GIVEN PROBLEM> Copy out the listing below, substituting "lateral view" for each occurrence of "side view" and changing nothing else.

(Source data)
......

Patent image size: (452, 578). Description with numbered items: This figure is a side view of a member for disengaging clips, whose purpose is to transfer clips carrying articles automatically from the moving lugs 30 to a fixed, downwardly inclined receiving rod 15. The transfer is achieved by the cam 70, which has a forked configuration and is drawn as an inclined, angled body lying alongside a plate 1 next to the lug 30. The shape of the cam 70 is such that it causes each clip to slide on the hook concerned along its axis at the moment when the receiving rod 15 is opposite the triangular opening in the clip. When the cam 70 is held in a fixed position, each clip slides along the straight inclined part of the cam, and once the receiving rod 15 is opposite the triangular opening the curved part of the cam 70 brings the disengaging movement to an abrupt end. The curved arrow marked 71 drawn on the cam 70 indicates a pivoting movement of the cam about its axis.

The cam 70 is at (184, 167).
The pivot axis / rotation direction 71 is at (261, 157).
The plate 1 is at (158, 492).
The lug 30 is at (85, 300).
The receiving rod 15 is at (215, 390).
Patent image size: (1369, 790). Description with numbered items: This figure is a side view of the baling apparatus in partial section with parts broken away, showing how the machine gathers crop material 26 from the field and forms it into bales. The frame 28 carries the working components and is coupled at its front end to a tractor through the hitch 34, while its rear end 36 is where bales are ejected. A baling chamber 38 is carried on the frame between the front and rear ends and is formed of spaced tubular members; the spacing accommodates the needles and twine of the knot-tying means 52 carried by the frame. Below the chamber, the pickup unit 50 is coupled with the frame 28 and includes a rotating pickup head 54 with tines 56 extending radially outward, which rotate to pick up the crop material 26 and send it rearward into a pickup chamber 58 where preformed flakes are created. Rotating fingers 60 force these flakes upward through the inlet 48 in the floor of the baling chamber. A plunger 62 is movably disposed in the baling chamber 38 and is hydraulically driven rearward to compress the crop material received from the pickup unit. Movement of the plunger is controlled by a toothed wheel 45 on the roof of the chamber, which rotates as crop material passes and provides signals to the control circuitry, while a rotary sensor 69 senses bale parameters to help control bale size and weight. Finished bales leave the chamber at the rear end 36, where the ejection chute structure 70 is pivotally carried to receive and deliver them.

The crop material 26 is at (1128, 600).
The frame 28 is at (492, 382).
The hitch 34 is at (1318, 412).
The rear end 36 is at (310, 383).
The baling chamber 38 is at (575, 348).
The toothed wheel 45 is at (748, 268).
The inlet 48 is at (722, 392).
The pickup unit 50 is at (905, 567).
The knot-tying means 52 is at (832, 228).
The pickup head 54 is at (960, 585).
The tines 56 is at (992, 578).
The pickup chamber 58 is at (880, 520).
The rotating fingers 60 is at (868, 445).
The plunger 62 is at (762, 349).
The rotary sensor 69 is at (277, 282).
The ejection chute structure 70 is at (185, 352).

......

TASK SOLUTION>
Patent image size: (452, 578). Description with numbered items: This figure is a lateral view of a member for disengaging clips, whose purpose is to transfer clips carrying articles automatically from the moving lugs 30 to a fixed, downwardly inclined receiving rod 15. The transfer is achieved by the cam 70, which has a forked configuration and is drawn as an inclined, angled body lying alongside a plate 1 next to the lug 30. The shape of the cam 70 is such that it causes each clip to slide on the hook concerned along its axis at the moment when the receiving rod 15 is opposite the triangular opening in the clip. When the cam 70 is held in a fixed position, each clip slides along the straight inclined part of the cam, and once the receiving rod 15 is opposite the triangular opening the curved part of the cam 70 brings the disengaging movement to an abrupt end. The curved arrow marked 71 drawn on the cam 70 indicates a pivoting movement of the cam about its axis.

The cam 70 is at (184, 167).
The pivot axis / rotation direction 71 is at (261, 157).
The plate 1 is at (158, 492).
The lug 30 is at (85, 300).
The receiving rod 15 is at (215, 390).
Patent image size: (1369, 790). Description with numbered items: This figure is a lateral view of the baling apparatus in partial section with parts broken away, showing how the machine gathers crop material 26 from the field and forms it into bales. The frame 28 carries the working components and is coupled at its front end to a tractor through the hitch 34, while its rear end 36 is where bales are ejected. A baling chamber 38 is carried on the frame between the front and rear ends and is formed of spaced tubular members; the spacing accommodates the needles and twine of the knot-tying means 52 carried by the frame. Below the chamber, the pickup unit 50 is coupled with the frame 28 and includes a rotating pickup head 54 with tines 56 extending radially outward, which rotate to pick up the crop material 26 and send it rearward into a pickup chamber 58 where preformed flakes are created. Rotating fingers 60 force these flakes upward through the inlet 48 in the floor of the baling chamber. A plunger 62 is movably disposed in the baling chamber 38 and is hydraulically driven rearward to compress the crop material received from the pickup unit. Movement of the plunger is controlled by a toothed wheel 45 on the roof of the chamber, which rotates as crop material passes and provides signals to the control circuitry, while a rotary sensor 69 senses bale parameters to help control bale size and weight. Finished bales leave the chamber at the rear end 36, where the ejection chute structure 70 is pivotally carried to receive and deliver them.

The crop material 26 is at (1128, 600).
The frame 28 is at (492, 382).
The hitch 34 is at (1318, 412).
The rear end 36 is at (310, 383).
The baling chamber 38 is at (575, 348).
The toothed wheel 45 is at (748, 268).
The inlet 48 is at (722, 392).
The pickup unit 50 is at (905, 567).
The knot-tying means 52 is at (832, 228).
The pickup head 54 is at (960, 585).
The tines 56 is at (992, 578).
The pickup chamber 58 is at (880, 520).
The rotating fingers 60 is at (868, 445).
The plunger 62 is at (762, 349).
The rotary sensor 69 is at (277, 282).
The ejection chute structure 70 is at (185, 352).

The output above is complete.